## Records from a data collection
■ ■ ■ ■ ■ ■ ■

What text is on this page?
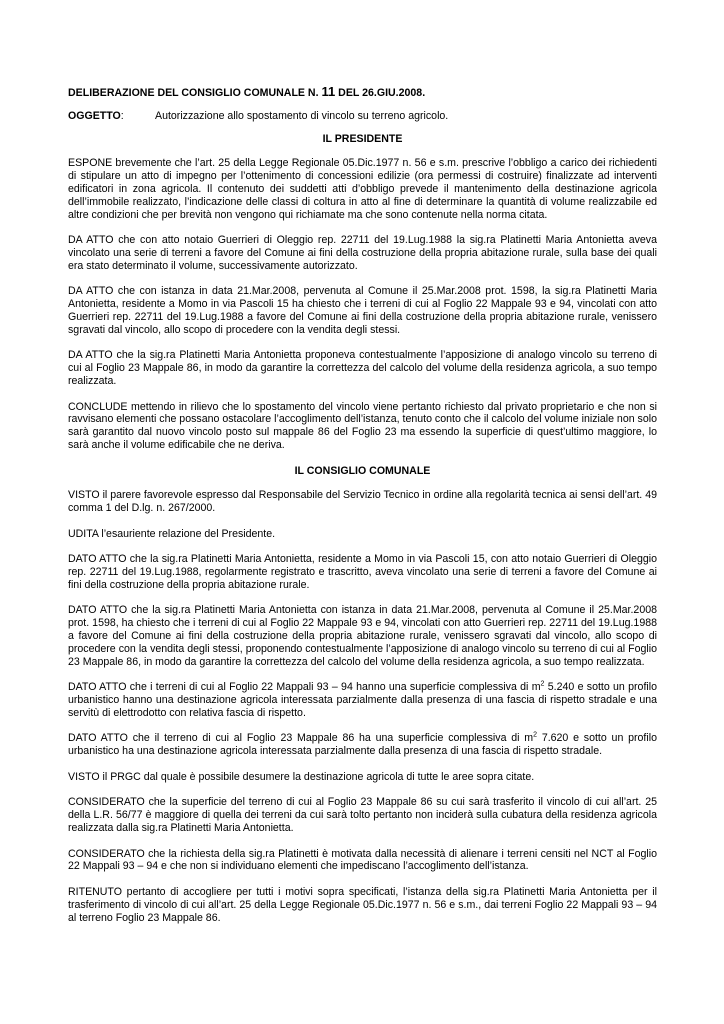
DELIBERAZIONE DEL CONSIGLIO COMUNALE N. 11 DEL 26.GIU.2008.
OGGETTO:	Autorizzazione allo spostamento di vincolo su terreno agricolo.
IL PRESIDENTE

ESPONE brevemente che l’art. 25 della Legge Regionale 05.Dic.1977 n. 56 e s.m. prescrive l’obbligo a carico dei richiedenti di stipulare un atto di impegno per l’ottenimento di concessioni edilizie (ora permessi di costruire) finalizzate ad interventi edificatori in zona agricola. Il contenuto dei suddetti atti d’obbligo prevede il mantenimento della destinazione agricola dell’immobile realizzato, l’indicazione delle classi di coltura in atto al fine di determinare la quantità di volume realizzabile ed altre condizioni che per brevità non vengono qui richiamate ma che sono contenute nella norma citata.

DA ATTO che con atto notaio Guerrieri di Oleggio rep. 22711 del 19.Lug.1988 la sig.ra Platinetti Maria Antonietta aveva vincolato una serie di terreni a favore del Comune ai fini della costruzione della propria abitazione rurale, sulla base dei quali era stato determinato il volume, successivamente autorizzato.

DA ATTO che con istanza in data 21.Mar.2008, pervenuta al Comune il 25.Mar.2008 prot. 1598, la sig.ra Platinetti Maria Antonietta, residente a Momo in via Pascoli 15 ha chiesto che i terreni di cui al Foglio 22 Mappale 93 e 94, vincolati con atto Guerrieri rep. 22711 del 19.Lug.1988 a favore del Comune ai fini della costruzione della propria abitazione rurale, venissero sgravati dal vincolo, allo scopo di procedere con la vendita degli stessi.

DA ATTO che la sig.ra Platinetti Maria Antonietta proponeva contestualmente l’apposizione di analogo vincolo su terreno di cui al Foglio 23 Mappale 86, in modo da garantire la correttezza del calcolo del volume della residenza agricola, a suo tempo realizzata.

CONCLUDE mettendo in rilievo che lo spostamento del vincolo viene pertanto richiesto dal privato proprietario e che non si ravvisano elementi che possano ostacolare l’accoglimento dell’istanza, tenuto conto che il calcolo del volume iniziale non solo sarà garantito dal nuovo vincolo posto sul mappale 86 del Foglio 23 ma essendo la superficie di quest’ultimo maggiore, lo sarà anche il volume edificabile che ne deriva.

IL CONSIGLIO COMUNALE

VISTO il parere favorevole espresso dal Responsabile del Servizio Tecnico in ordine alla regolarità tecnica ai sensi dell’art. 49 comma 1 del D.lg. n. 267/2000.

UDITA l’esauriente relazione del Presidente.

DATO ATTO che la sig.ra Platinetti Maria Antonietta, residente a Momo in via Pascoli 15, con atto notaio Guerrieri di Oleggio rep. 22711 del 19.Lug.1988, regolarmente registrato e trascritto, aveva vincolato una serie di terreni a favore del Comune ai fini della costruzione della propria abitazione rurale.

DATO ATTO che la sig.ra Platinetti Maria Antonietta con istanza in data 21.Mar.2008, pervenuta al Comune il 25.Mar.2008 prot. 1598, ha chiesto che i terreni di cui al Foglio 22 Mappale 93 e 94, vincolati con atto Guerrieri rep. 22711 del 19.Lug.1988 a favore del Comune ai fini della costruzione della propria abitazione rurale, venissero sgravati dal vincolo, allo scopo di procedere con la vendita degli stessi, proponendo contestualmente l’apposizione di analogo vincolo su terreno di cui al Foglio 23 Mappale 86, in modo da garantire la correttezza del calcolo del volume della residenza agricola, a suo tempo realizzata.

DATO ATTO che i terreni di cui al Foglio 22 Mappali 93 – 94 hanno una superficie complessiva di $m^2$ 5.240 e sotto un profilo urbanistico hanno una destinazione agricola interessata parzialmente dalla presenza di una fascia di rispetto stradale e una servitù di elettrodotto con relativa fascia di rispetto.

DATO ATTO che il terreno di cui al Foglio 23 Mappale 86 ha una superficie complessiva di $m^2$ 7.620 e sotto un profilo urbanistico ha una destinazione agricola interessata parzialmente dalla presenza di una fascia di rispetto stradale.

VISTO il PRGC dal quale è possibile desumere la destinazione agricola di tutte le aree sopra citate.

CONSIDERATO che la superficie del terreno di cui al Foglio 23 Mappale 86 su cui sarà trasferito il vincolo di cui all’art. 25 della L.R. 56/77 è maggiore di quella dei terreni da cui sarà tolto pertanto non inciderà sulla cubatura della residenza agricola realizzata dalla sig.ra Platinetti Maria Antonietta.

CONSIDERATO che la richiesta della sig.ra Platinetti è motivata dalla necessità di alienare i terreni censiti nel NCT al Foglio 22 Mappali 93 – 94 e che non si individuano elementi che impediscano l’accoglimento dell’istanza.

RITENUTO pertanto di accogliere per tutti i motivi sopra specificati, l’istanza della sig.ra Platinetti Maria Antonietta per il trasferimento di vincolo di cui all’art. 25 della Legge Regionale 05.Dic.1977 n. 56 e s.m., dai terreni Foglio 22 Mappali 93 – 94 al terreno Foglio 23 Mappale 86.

■ ■ ■ ■ ■ ■ ■

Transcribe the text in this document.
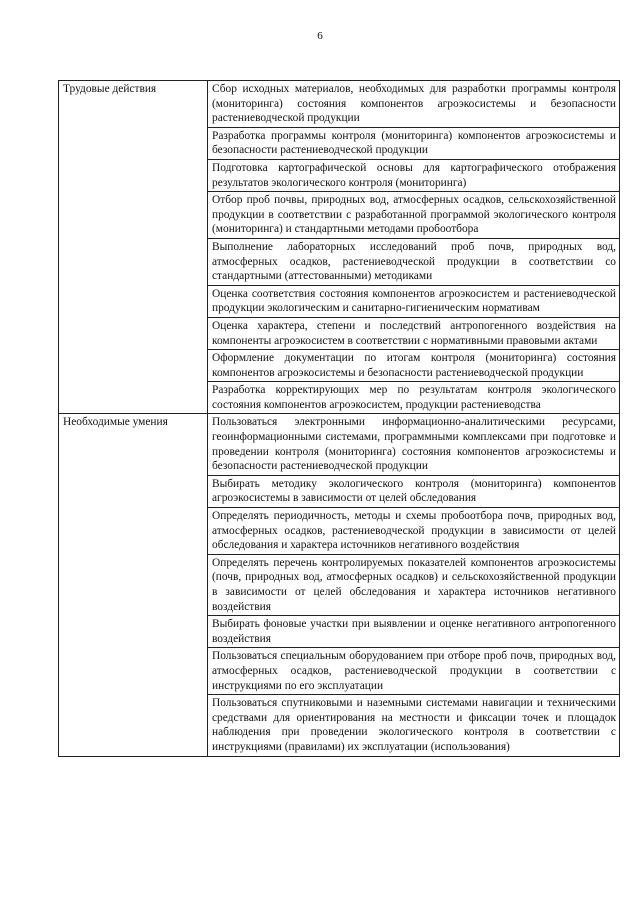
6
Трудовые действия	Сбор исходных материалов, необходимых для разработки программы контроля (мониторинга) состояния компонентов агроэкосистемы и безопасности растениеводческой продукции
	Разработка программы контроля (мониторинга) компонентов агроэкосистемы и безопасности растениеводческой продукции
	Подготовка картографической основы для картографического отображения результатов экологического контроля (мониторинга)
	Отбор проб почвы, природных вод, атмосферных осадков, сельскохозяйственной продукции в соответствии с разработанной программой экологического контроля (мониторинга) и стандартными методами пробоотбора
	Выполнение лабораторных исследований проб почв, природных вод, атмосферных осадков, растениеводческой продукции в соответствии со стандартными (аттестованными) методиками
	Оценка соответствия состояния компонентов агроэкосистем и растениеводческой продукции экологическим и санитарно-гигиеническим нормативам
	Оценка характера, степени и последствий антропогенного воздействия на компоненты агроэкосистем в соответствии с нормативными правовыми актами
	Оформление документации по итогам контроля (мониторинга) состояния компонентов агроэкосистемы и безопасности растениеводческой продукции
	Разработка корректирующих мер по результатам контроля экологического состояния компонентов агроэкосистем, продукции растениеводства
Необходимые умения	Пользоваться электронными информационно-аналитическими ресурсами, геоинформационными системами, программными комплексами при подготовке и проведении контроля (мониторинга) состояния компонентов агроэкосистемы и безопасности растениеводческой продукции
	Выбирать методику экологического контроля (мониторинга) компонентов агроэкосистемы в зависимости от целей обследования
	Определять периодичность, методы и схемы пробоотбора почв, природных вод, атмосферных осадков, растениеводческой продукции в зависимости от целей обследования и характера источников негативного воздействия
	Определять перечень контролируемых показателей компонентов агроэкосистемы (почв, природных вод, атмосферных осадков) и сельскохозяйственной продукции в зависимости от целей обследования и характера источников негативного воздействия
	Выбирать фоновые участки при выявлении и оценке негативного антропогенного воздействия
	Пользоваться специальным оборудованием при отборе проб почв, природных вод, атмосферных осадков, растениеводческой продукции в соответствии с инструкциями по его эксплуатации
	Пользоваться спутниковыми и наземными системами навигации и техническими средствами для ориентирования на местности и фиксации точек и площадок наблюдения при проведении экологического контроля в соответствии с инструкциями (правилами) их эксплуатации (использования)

■ ■ ■ ■ ■ ■ ■

Compute the number of lines above that contain the string "компонентов". Reply with that value only.

8